(Data excerpts)
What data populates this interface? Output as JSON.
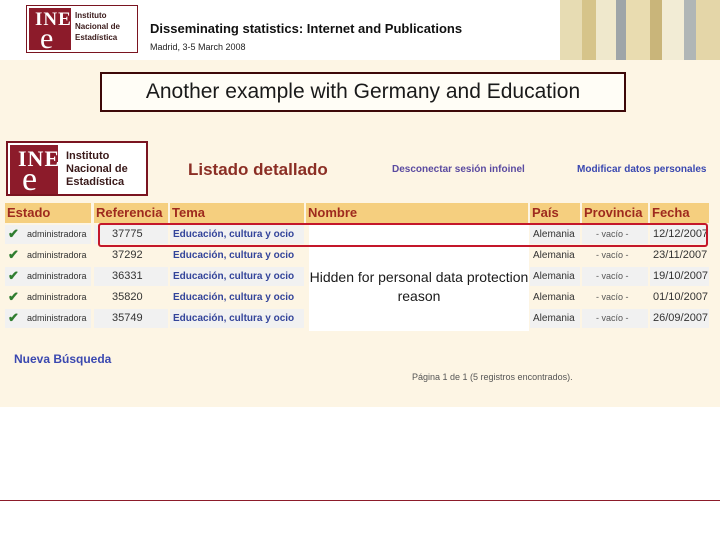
{
  "header": {
    "logo": {
      "mark_top": "INE",
      "mark_bottom": "e",
      "text": "Instituto Nacional de Estadística"
    },
    "title": "Disseminating statistics: Internet and Publications",
    "date": "Madrid, 3-5 March 2008"
  },
  "caption": "Another example with Germany and Education",
  "screenshot": {
    "logo": {
      "mark_top": "INE",
      "mark_bottom": "e",
      "text": "Instituto Nacional de Estadística"
    },
    "page_title": "Listado detallado",
    "disconnect_link": "Desconectar sesión infoinel",
    "modify_link": "Modificar datos personales",
    "columns": [
      "Estado",
      "Referencia",
      "Tema",
      "Nombre",
      "País",
      "Provincia",
      "Fecha"
    ],
    "rows": [
      {
        "estado": "administradora",
        "ref": "37775",
        "tema": "Educación, cultura y ocio",
        "pais": "Alemania",
        "provincia": "- vacío -",
        "fecha": "12/12/2007"
      },
      {
        "estado": "administradora",
        "ref": "37292",
        "tema": "Educación, cultura y ocio",
        "pais": "Alemania",
        "provincia": "- vacío -",
        "fecha": "23/11/2007"
      },
      {
        "estado": "administradora",
        "ref": "36331",
        "tema": "Educación, cultura y ocio",
        "pais": "Alemania",
        "provincia": "- vacío -",
        "fecha": "19/10/2007"
      },
      {
        "estado": "administradora",
        "ref": "35820",
        "tema": "Educación, cultura y ocio",
        "pais": "Alemania",
        "provincia": "- vacío -",
        "fecha": "01/10/2007"
      },
      {
        "estado": "administradora",
        "ref": "35749",
        "tema": "Educación, cultura y ocio",
        "pais": "Alemania",
        "provincia": "- vacío -",
        "fecha": "26/09/2007"
      }
    ],
    "privacy_note": "Hidden for personal data protection reason",
    "new_search": "Nueva Búsqueda",
    "pagination": "Página 1 de 1 (5 registros encontrados)."
  },
  "icons": {
    "check": "check-icon"
  },
  "colors": {
    "brand": "#8c1b2a",
    "header_bg": "#f5cf7f",
    "highlight": "#c4172a"
  }
}
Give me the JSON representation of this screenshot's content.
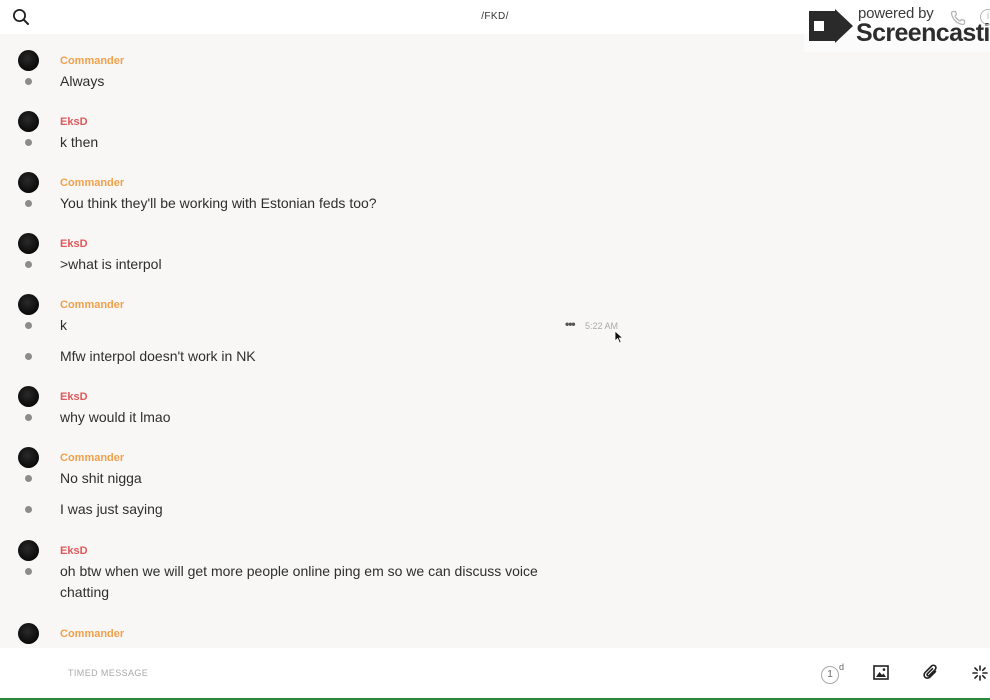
{
  "header": {
    "channel_title": "/FKD/"
  },
  "watermark": {
    "powered_by": "powered by",
    "brand": "Screencastify"
  },
  "colors": {
    "commander": "#f0a04b",
    "eksd": "#e0585a",
    "accent_bottom": "#2d8a3c"
  },
  "messages": [
    {
      "author": "Commander",
      "author_color": "#f0a04b",
      "lines": [
        "Always"
      ]
    },
    {
      "author": "EksD",
      "author_color": "#e0585a",
      "lines": [
        "k then"
      ]
    },
    {
      "author": "Commander",
      "author_color": "#f0a04b",
      "lines": [
        "You think they'll be working with Estonian feds too?"
      ]
    },
    {
      "author": "EksD",
      "author_color": "#e0585a",
      "lines": [
        ">what is interpol"
      ]
    },
    {
      "author": "Commander",
      "author_color": "#f0a04b",
      "lines": [
        "k",
        "Mfw interpol doesn't work in NK"
      ],
      "hover_time": "5:22 AM",
      "hover_actions": "•••"
    },
    {
      "author": "EksD",
      "author_color": "#e0585a",
      "lines": [
        "why would it lmao"
      ]
    },
    {
      "author": "Commander",
      "author_color": "#f0a04b",
      "lines": [
        "No shit nigga",
        "I was just saying"
      ]
    },
    {
      "author": "EksD",
      "author_color": "#e0585a",
      "lines": [
        "oh btw when we will get more people online ping em so we can discuss voice chatting"
      ]
    },
    {
      "author": "Commander",
      "author_color": "#f0a04b",
      "lines": []
    }
  ],
  "composer": {
    "placeholder": "TIMED MESSAGE",
    "timer_value": "1",
    "timer_unit": "d"
  },
  "icons": {
    "search": "search-icon",
    "phone": "phone-icon",
    "info": "info-icon",
    "image": "image-icon",
    "attach": "paperclip-icon",
    "extra": "sparkle-icon"
  }
}
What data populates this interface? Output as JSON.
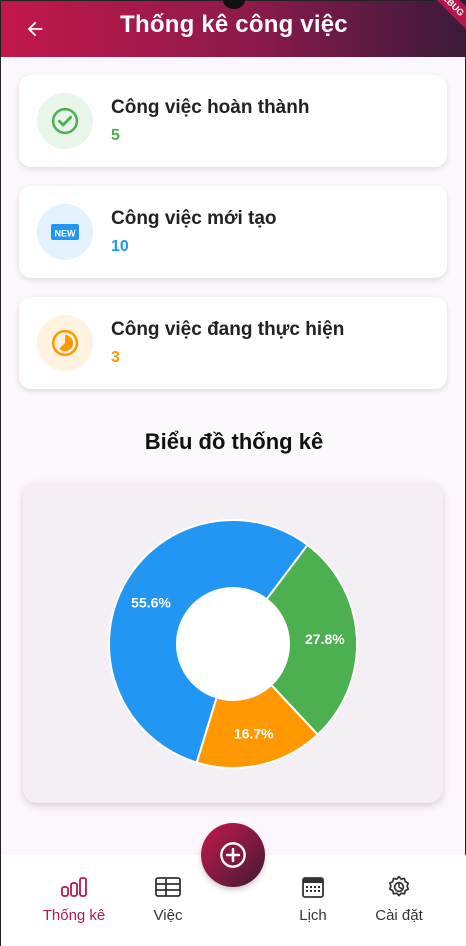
{
  "header": {
    "title": "Thống kê công việc",
    "back_icon": "arrow-left-icon",
    "debug_badge": "DEBUG"
  },
  "stats": [
    {
      "label": "Công việc hoàn thành",
      "value": "5",
      "icon": "check-circle-icon",
      "color": "#4caf50",
      "bg": "#e8f5e9"
    },
    {
      "label": "Công việc mới tạo",
      "value": "10",
      "icon": "new-badge-icon",
      "color": "#2196f3",
      "bg": "#e3f2fd"
    },
    {
      "label": "Công việc đang thực hiện",
      "value": "3",
      "icon": "timelapse-icon",
      "color": "#ff9800",
      "bg": "#fff3e0"
    }
  ],
  "chart_heading": "Biểu đồ thống kê",
  "chart_data": {
    "type": "pie",
    "donut": true,
    "categories": [
      "Công việc mới tạo",
      "Công việc hoàn thành",
      "Công việc đang thực hiện"
    ],
    "values": [
      55.6,
      27.8,
      16.7
    ],
    "labels": [
      "55.6%",
      "27.8%",
      "16.7%"
    ],
    "colors": [
      "#2196f3",
      "#4caf50",
      "#ff9800"
    ]
  },
  "fab": {
    "icon": "add-circle-icon"
  },
  "nav": {
    "items": [
      {
        "label": "Thống kê",
        "icon": "bar-chart-icon",
        "active": true
      },
      {
        "label": "Việc",
        "icon": "table-icon",
        "active": false
      },
      {
        "label": "Lịch",
        "icon": "calendar-icon",
        "active": false
      },
      {
        "label": "Cài đặt",
        "icon": "settings-icon",
        "active": false
      }
    ]
  }
}
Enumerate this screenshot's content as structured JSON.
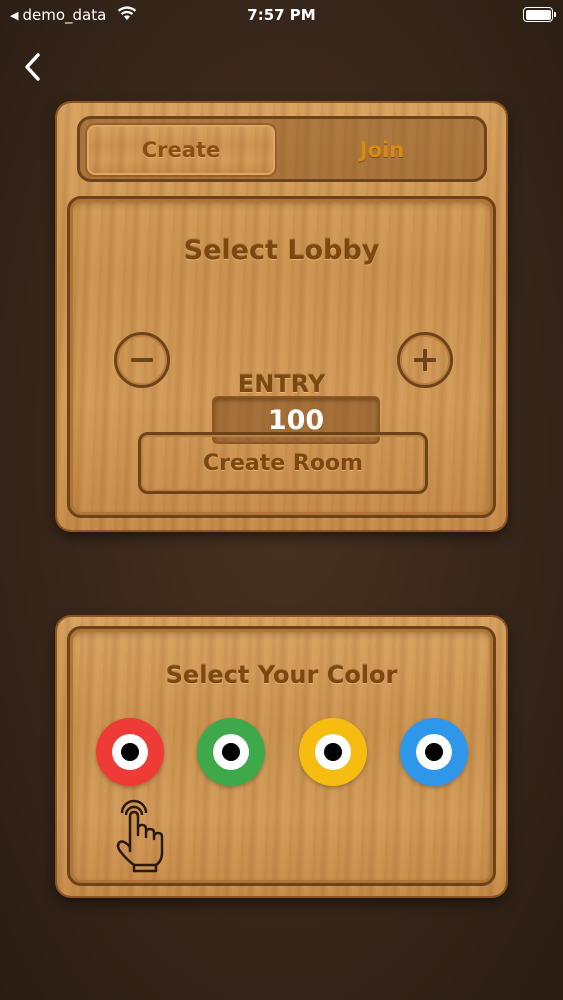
{
  "status_bar": {
    "back_app": "demo_data",
    "time": "7:57 PM"
  },
  "tabs": [
    {
      "label": "Create",
      "selected": true
    },
    {
      "label": "Join",
      "selected": false
    }
  ],
  "lobby": {
    "title": "Select Lobby",
    "entry_value": "100",
    "entry_label": "ENTRY",
    "create_room_label": "Create Room"
  },
  "color_picker": {
    "title": "Select Your Color",
    "colors": [
      {
        "name": "red",
        "hex": "#ee3b35"
      },
      {
        "name": "green",
        "hex": "#3fa84b"
      },
      {
        "name": "yellow",
        "hex": "#f6bc0f"
      },
      {
        "name": "blue",
        "hex": "#2f97ea"
      }
    ],
    "selected": "red"
  },
  "icons": [
    "chevron-left-icon",
    "wifi-icon",
    "battery-icon",
    "minus-icon",
    "plus-icon",
    "tap-hand-icon"
  ]
}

_Problem requirements_. Point out every line holding the string "screenshot" and copy it.

_Output of the task_.
  "screenshot": {
Give me the JSON representation of this screenshot's content.
Enumerate this screenshot's content as structured JSON.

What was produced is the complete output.